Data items
^^^^^^^^^^^^^^^^

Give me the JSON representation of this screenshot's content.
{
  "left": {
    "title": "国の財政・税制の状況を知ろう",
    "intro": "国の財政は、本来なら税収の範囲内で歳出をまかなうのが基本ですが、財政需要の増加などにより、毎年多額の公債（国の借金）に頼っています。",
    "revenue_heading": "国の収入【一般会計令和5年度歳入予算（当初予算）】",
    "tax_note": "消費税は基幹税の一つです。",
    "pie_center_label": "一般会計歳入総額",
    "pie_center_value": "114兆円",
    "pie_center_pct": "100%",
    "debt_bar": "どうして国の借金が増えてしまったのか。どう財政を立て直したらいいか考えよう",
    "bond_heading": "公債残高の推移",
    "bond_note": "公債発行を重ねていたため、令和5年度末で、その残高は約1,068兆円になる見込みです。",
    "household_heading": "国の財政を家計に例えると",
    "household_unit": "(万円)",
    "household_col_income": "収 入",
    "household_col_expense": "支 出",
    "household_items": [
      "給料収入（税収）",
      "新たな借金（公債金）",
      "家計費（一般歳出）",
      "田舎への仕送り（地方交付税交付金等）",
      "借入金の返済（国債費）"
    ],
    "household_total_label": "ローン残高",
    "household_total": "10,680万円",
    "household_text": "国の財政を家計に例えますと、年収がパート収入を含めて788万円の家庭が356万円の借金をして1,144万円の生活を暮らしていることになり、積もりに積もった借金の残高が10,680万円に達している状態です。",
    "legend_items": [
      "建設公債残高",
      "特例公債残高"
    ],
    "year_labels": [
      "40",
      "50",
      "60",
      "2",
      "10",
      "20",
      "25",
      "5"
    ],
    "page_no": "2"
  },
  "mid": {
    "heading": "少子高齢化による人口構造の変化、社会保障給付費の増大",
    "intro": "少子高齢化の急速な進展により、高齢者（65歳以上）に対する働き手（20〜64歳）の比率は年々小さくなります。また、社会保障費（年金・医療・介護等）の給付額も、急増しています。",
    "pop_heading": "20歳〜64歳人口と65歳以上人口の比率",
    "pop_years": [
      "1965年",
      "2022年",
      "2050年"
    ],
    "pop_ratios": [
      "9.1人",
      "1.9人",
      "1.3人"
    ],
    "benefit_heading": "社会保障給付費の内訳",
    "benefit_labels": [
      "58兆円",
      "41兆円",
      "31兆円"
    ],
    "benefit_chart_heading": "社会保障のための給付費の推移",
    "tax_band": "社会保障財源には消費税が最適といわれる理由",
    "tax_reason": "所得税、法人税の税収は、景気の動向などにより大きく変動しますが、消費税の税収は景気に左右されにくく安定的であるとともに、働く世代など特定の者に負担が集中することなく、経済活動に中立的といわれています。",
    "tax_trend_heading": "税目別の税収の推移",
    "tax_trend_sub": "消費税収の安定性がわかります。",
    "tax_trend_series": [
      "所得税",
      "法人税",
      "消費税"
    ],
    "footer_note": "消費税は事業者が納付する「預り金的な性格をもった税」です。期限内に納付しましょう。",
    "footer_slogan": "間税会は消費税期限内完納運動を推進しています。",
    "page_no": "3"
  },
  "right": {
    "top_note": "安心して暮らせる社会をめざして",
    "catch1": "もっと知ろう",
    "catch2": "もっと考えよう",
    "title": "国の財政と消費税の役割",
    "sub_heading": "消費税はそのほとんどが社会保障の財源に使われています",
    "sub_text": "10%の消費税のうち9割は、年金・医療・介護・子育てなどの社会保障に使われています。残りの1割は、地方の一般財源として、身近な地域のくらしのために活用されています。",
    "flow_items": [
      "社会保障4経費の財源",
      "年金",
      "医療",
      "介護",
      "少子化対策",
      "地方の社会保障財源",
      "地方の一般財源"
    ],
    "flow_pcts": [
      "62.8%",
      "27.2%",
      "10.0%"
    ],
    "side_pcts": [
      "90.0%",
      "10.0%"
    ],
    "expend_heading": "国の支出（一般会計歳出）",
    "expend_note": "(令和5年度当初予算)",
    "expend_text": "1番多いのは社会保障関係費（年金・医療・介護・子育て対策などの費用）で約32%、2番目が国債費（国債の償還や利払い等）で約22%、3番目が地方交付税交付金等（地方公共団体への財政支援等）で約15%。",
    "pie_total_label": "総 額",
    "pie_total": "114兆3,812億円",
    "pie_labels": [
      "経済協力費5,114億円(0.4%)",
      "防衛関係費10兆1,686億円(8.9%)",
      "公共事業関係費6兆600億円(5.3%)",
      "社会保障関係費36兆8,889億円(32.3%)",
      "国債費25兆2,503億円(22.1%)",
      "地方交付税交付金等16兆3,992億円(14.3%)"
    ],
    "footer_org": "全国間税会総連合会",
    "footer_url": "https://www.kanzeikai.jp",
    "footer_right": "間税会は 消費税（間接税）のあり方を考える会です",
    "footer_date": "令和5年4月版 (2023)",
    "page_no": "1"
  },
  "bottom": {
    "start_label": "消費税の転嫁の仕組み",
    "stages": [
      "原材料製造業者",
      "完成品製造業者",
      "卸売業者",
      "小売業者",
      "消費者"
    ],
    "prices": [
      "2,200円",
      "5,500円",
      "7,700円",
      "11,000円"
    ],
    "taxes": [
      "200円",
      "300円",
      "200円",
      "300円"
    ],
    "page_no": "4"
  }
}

^^^^^^^^^^^^^^^^

Retype the records that precede this task, keeping them exactly the same.

→ COMPLETE ANSWER
Give me the JSON representation of this screenshot's content.
{
  "left": {
    "title": "国の財政・税制の状況を知ろう",
    "intro": "国の財政は、本来なら税収の範囲内で歳出をまかなうのが基本ですが、財政需要の増加などにより、毎年多額の公債（国の借金）に頼っています。",
    "revenue_heading": "国の収入【一般会計令和5年度歳入予算（当初予算）】",
    "tax_note": "消費税は基幹税の一つです。",
    "pie_center_label": "一般会計歳入総額",
    "pie_center_value": "114兆円",
    "pie_center_pct": "100%",
    "debt_bar": "どうして国の借金が増えてしまったのか。どう財政を立て直したらいいか考えよう",
    "bond_heading": "公債残高の推移",
    "bond_note": "公債発行を重ねていたため、令和5年度末で、その残高は約1,068兆円になる見込みです。",
    "household_heading": "国の財政を家計に例えると",
    "household_unit": "(万円)",
    "household_col_income": "収 入",
    "household_col_expense": "支 出",
    "household_items": [
      "給料収入（税収）",
      "新たな借金（公債金）",
      "家計費（一般歳出）",
      "田舎への仕送り（地方交付税交付金等）",
      "借入金の返済（国債費）"
    ],
    "household_total_label": "ローン残高",
    "household_total": "10,680万円",
    "household_text": "国の財政を家計に例えますと、年収がパート収入を含めて788万円の家庭が356万円の借金をして1,144万円の生活を暮らしていることになり、積もりに積もった借金の残高が10,680万円に達している状態です。",
    "legend_items": [
      "建設公債残高",
      "特例公債残高"
    ],
    "year_labels": [
      "40",
      "50",
      "60",
      "2",
      "10",
      "20",
      "25",
      "5"
    ],
    "page_no": "2"
  },
  "mid": {
    "heading": "少子高齢化による人口構造の変化、社会保障給付費の増大",
    "intro": "少子高齢化の急速な進展により、高齢者（65歳以上）に対する働き手（20〜64歳）の比率は年々小さくなります。また、社会保障費（年金・医療・介護等）の給付額も、急増しています。",
    "pop_heading": "20歳〜64歳人口と65歳以上人口の比率",
    "pop_years": [
      "1965年",
      "2022年",
      "2050年"
    ],
    "pop_ratios": [
      "9.1人",
      "1.9人",
      "1.3人"
    ],
    "benefit_heading": "社会保障給付費の内訳",
    "benefit_labels": [
      "58兆円",
      "41兆円",
      "31兆円"
    ],
    "benefit_chart_heading": "社会保障のための給付費の推移",
    "tax_band": "社会保障財源には消費税が最適といわれる理由",
    "tax_reason": "所得税、法人税の税収は、景気の動向などにより大きく変動しますが、消費税の税収は景気に左右されにくく安定的であるとともに、働く世代など特定の者に負担が集中することなく、経済活動に中立的といわれています。",
    "tax_trend_heading": "税目別の税収の推移",
    "tax_trend_sub": "消費税収の安定性がわかります。",
    "tax_trend_series": [
      "所得税",
      "法人税",
      "消費税"
    ],
    "footer_note": "消費税は事業者が納付する「預り金的な性格をもった税」です。期限内に納付しましょう。",
    "footer_slogan": "間税会は消費税期限内完納運動を推進しています。",
    "page_no": "3"
  },
  "right": {
    "top_note": "安心して暮らせる社会をめざして",
    "catch1": "もっと知ろう",
    "catch2": "もっと考えよう",
    "title": "国の財政と消費税の役割",
    "sub_heading": "消費税はそのほとんどが社会保障の財源に使われています",
    "sub_text": "10%の消費税のうち9割は、年金・医療・介護・子育てなどの社会保障に使われています。残りの1割は、地方の一般財源として、身近な地域のくらしのために活用されています。",
    "flow_items": [
      "社会保障4経費の財源",
      "年金",
      "医療",
      "介護",
      "少子化対策",
      "地方の社会保障財源",
      "地方の一般財源"
    ],
    "flow_pcts": [
      "62.8%",
      "27.2%",
      "10.0%"
    ],
    "side_pcts": [
      "90.0%",
      "10.0%"
    ],
    "expend_heading": "国の支出（一般会計歳出）",
    "expend_note": "(令和5年度当初予算)",
    "expend_text": "1番多いのは社会保障関係費（年金・医療・介護・子育て対策などの費用）で約32%、2番目が国債費（国債の償還や利払い等）で約22%、3番目が地方交付税交付金等（地方公共団体への財政支援等）で約15%。",
    "pie_total_label": "総 額",
    "pie_total": "114兆3,812億円",
    "pie_labels": [
      "経済協力費5,114億円(0.4%)",
      "防衛関係費10兆1,686億円(8.9%)",
      "公共事業関係費6兆600億円(5.3%)",
      "社会保障関係費36兆8,889億円(32.3%)",
      "国債費25兆2,503億円(22.1%)",
      "地方交付税交付金等16兆3,992億円(14.3%)"
    ],
    "footer_org": "全国間税会総連合会",
    "footer_url": "https://www.kanzeikai.jp",
    "footer_right": "間税会は 消費税（間接税）のあり方を考える会です",
    "footer_date": "令和5年4月版 (2023)",
    "page_no": "1"
  },
  "bottom": {
    "start_label": "消費税の転嫁の仕組み",
    "stages": [
      "原材料製造業者",
      "完成品製造業者",
      "卸売業者",
      "小売業者",
      "消費者"
    ],
    "prices": [
      "2,200円",
      "5,500円",
      "7,700円",
      "11,000円"
    ],
    "taxes": [
      "200円",
      "300円",
      "200円",
      "300円"
    ],
    "page_no": "4"
  }
}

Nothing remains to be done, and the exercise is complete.